Dataset entries
══════

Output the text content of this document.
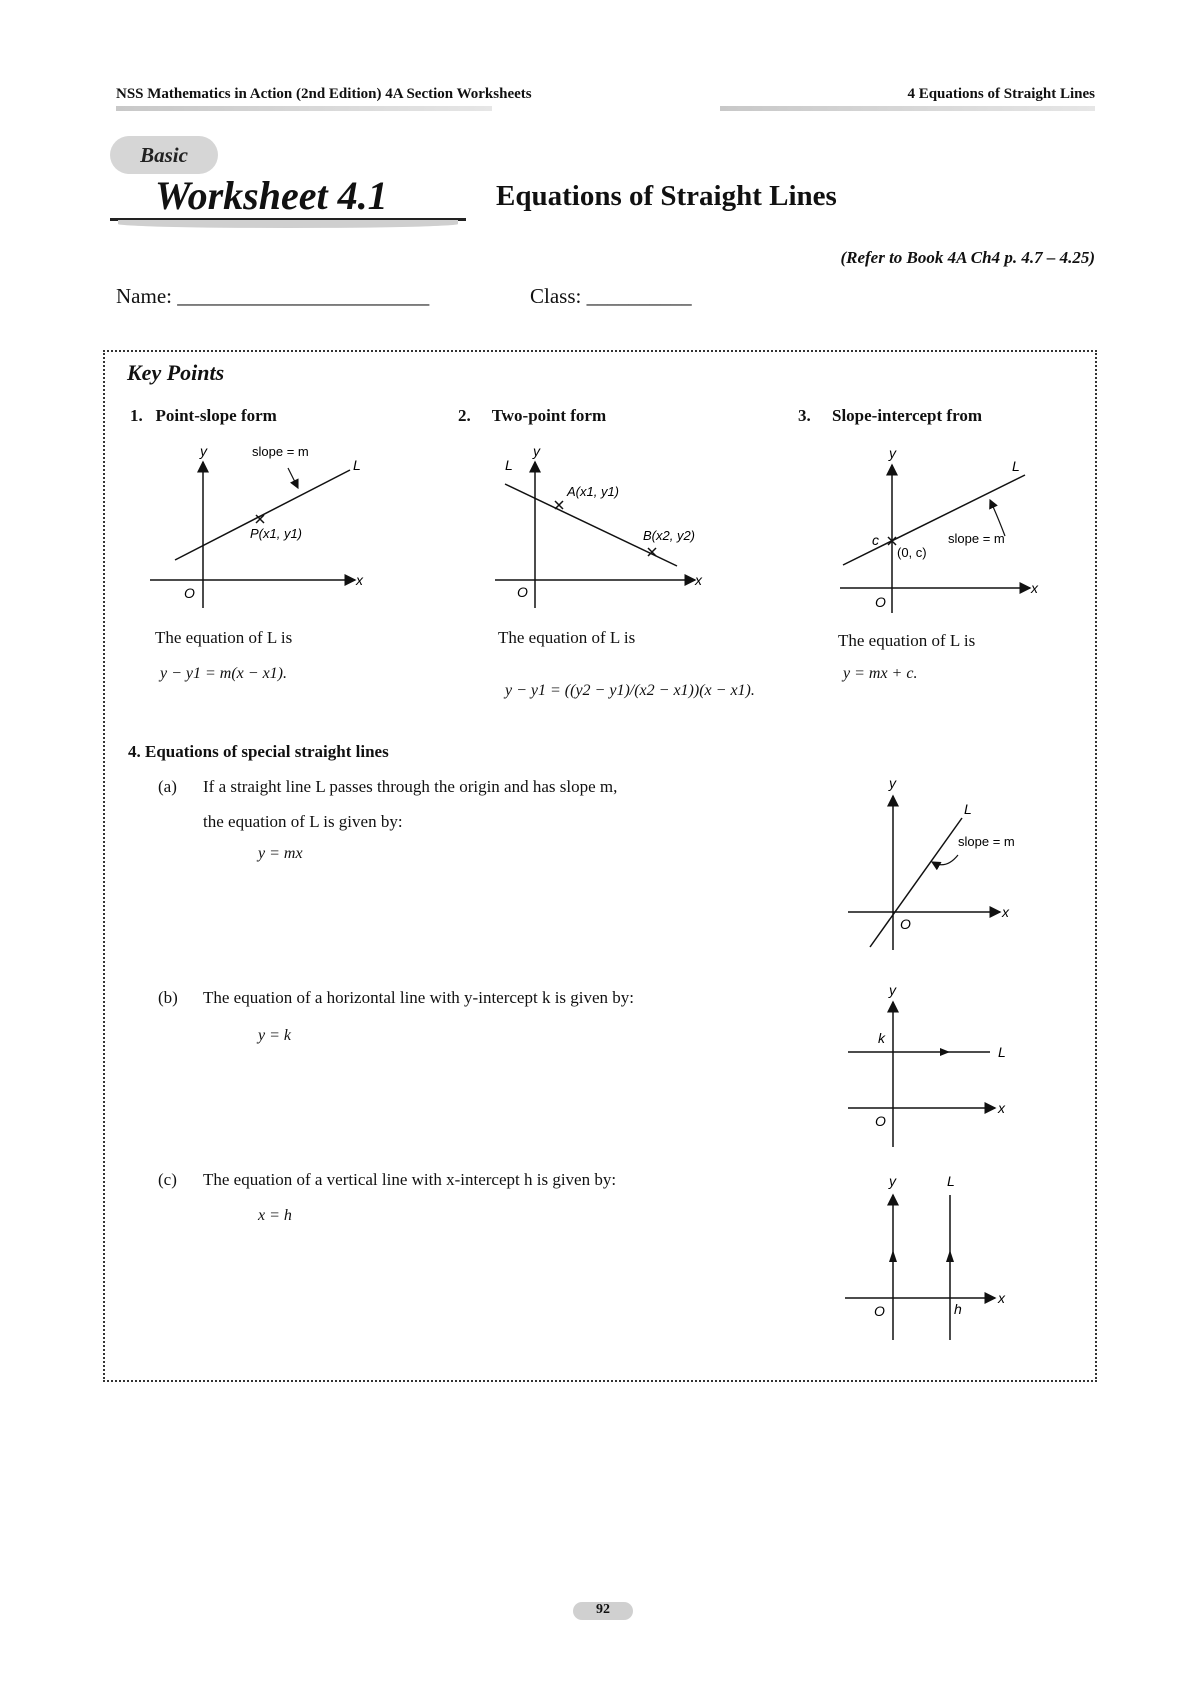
NSS Mathematics in Action (2nd Edition) 4A Section Worksheets	4 Equations of Straight Lines
Basic
Worksheet 4.1	Equations of Straight Lines
(Refer to Book 4A Ch4 p. 4.7 – 4.25)
Name: ________________________	Class: __________
Key Points
1. Point-slope form	2. Two-point form	3. Slope-intercept from
x
y
O
L
slope = m
P(x1, y1)
x
y
O
L
A(x1, y1)
B(x2, y2)
x
y
O
L
c
(0, c)
slope = m
The equation of L is
y − y1 = m(x − x1).
The equation of L is
y − y1 = ((y2 − y1)/(x2 − x1))(x − x1).
The equation of L is
y = mx + c.
4. Equations of special straight lines
(a) If a straight line L passes through the origin and has slope m,
the equation of L is given by:
y = mx
(b) The equation of a horizontal line with y-intercept k is given by:
y = k
(c) The equation of a vertical line with x-intercept h is given by:
x = h
x
y
O
L
slope = m
x
y
O
L
k
x
y	L
O	h
92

══════

▸ Request
Leaving aside the images, write out the entries above word for word.

▸ Response for this exercise
Output the text content of this document.
NSS Mathematics in Action (2nd Edition) 4A Section Worksheets	4 Equations of Straight Lines
Basic
Worksheet 4.1	Equations of Straight Lines
(Refer to Book 4A Ch4 p. 4.7 – 4.25)
Name: ________________________	Class: __________
Key Points
1. Point-slope form	2. Two-point form	3. Slope-intercept from
x
y
O
L
slope = m
P(x1, y1)
x
y
O
L
A(x1, y1)
B(x2, y2)
x
y
O
L
c
(0, c)
slope = m
The equation of L is
y − y1 = m(x − x1).
The equation of L is
y − y1 = ((y2 − y1)/(x2 − x1))(x − x1).
The equation of L is
y = mx + c.
4. Equations of special straight lines
(a) If a straight line L passes through the origin and has slope m,
the equation of L is given by:
y = mx
(b) The equation of a horizontal line with y-intercept k is given by:
y = k
(c) The equation of a vertical line with x-intercept h is given by:
x = h
x
y
O
L
slope = m
x
y
O
L
k
x
y	L
O	h
92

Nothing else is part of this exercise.